YOUR GOAL ::
Reproduce each of the lines below without changing anything in them.

INFORMATION GIVEN ::
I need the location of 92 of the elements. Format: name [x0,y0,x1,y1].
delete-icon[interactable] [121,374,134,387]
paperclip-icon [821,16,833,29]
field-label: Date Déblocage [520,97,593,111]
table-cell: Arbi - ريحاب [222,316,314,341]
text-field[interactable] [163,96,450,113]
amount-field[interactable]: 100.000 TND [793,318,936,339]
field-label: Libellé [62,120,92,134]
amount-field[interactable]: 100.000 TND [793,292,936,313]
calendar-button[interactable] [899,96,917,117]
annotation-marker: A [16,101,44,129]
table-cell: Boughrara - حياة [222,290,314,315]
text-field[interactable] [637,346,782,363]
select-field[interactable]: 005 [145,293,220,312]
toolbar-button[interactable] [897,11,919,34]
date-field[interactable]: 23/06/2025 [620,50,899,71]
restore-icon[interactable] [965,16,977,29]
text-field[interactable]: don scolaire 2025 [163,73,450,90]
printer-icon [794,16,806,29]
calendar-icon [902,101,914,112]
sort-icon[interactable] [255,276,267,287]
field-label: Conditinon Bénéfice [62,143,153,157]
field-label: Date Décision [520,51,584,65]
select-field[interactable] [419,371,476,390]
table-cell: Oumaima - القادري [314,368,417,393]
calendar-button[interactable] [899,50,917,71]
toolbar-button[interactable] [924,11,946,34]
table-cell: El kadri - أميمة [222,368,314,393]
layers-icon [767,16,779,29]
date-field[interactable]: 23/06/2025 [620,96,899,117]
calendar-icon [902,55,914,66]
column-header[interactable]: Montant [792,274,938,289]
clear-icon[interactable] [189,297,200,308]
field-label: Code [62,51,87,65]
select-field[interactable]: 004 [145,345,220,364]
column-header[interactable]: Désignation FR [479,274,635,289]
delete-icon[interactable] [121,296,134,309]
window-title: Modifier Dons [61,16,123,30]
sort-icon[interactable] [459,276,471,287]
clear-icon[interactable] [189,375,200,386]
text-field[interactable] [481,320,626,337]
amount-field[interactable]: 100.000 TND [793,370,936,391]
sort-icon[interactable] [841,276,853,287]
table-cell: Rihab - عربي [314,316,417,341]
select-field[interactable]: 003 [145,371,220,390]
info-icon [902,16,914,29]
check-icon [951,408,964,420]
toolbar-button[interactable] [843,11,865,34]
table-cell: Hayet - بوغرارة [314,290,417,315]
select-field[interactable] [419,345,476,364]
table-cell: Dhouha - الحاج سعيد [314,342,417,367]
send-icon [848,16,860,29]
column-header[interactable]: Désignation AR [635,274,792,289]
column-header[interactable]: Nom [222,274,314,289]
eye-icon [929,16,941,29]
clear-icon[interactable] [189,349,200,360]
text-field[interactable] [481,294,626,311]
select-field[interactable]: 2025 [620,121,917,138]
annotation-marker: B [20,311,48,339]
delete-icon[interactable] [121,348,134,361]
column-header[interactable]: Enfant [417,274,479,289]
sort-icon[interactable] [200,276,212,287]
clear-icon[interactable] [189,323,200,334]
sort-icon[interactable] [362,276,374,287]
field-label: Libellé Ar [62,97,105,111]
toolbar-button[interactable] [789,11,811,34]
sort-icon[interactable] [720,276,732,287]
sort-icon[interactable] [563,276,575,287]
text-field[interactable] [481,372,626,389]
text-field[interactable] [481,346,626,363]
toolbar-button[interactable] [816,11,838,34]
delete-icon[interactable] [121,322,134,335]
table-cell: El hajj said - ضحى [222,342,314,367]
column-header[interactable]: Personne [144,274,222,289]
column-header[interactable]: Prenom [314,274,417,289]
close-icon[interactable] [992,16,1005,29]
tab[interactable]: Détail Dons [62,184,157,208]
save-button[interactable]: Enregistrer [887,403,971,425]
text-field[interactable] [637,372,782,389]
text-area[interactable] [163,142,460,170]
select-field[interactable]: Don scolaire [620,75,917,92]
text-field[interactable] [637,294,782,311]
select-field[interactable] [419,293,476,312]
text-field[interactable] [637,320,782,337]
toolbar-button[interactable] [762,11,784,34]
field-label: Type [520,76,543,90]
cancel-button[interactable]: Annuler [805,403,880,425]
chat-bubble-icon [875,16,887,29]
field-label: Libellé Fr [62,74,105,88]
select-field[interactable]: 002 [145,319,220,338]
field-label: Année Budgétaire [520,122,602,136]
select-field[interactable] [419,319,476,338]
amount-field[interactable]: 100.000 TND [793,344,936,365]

REPLY TO THE EXERCISE ::
I need the location of 92 of the elements. Format: name [x0,y0,x1,y1].
delete-icon[interactable] [121,374,134,387]
paperclip-icon [821,16,833,29]
field-label: Date Déblocage [520,97,593,111]
table-cell: Arbi - ريحاب [222,316,314,341]
text-field[interactable] [163,96,450,113]
amount-field[interactable]: 100.000 TND [793,318,936,339]
field-label: Libellé [62,120,92,134]
amount-field[interactable]: 100.000 TND [793,292,936,313]
calendar-button[interactable] [899,96,917,117]
annotation-marker: A [16,101,44,129]
table-cell: Boughrara - حياة [222,290,314,315]
text-field[interactable] [637,346,782,363]
select-field[interactable]: 005 [145,293,220,312]
toolbar-button[interactable] [897,11,919,34]
date-field[interactable]: 23/06/2025 [620,50,899,71]
restore-icon[interactable] [965,16,977,29]
text-field[interactable]: don scolaire 2025 [163,73,450,90]
printer-icon [794,16,806,29]
calendar-icon [902,101,914,112]
sort-icon[interactable] [255,276,267,287]
field-label: Conditinon Bénéfice [62,143,153,157]
field-label: Date Décision [520,51,584,65]
select-field[interactable] [419,371,476,390]
table-cell: Oumaima - القادري [314,368,417,393]
calendar-button[interactable] [899,50,917,71]
toolbar-button[interactable] [924,11,946,34]
table-cell: El kadri - أميمة [222,368,314,393]
layers-icon [767,16,779,29]
date-field[interactable]: 23/06/2025 [620,96,899,117]
calendar-icon [902,55,914,66]
column-header[interactable]: Montant [792,274,938,289]
clear-icon[interactable] [189,297,200,308]
field-label: Code [62,51,87,65]
select-field[interactable]: 004 [145,345,220,364]
column-header[interactable]: Désignation FR [479,274,635,289]
delete-icon[interactable] [121,296,134,309]
window-title: Modifier Dons [61,16,123,30]
sort-icon[interactable] [459,276,471,287]
clear-icon[interactable] [189,375,200,386]
text-field[interactable] [481,320,626,337]
amount-field[interactable]: 100.000 TND [793,370,936,391]
sort-icon[interactable] [841,276,853,287]
table-cell: Rihab - عربي [314,316,417,341]
select-field[interactable]: 003 [145,371,220,390]
info-icon [902,16,914,29]
check-icon [951,408,964,420]
toolbar-button[interactable] [843,11,865,34]
table-cell: Hayet - بوغرارة [314,290,417,315]
select-field[interactable] [419,345,476,364]
table-cell: Dhouha - الحاج سعيد [314,342,417,367]
send-icon [848,16,860,29]
column-header[interactable]: Désignation AR [635,274,792,289]
column-header[interactable]: Nom [222,274,314,289]
eye-icon [929,16,941,29]
clear-icon[interactable] [189,349,200,360]
text-field[interactable] [481,294,626,311]
select-field[interactable]: 2025 [620,121,917,138]
annotation-marker: B [20,311,48,339]
delete-icon[interactable] [121,348,134,361]
column-header[interactable]: Enfant [417,274,479,289]
sort-icon[interactable] [200,276,212,287]
clear-icon[interactable] [189,323,200,334]
sort-icon[interactable] [362,276,374,287]
field-label: Libellé Ar [62,97,105,111]
toolbar-button[interactable] [789,11,811,34]
sort-icon[interactable] [720,276,732,287]
sort-icon[interactable] [563,276,575,287]
text-field[interactable] [481,372,626,389]
text-field[interactable] [481,346,626,363]
toolbar-button[interactable] [816,11,838,34]
delete-icon[interactable] [121,322,134,335]
table-cell: El hajj said - ضحى [222,342,314,367]
column-header[interactable]: Personne [144,274,222,289]
column-header[interactable]: Prenom [314,274,417,289]
close-icon[interactable] [992,16,1005,29]
tab[interactable]: Détail Dons [62,184,157,208]
save-button[interactable]: Enregistrer [887,403,971,425]
text-field[interactable] [637,372,782,389]
text-area[interactable] [163,142,460,170]
select-field[interactable]: Don scolaire [620,75,917,92]
text-field[interactable] [637,294,782,311]
select-field[interactable] [419,293,476,312]
text-field[interactable] [637,320,782,337]
toolbar-button[interactable] [762,11,784,34]
field-label: Type [520,76,543,90]
cancel-button[interactable]: Annuler [805,403,880,425]
chat-bubble-icon [875,16,887,29]
field-label: Libellé Fr [62,74,105,88]
select-field[interactable]: 002 [145,319,220,338]
field-label: Année Budgétaire [520,122,602,136]
select-field[interactable] [419,319,476,338]
amount-field[interactable]: 100.000 TND [793,344,936,365]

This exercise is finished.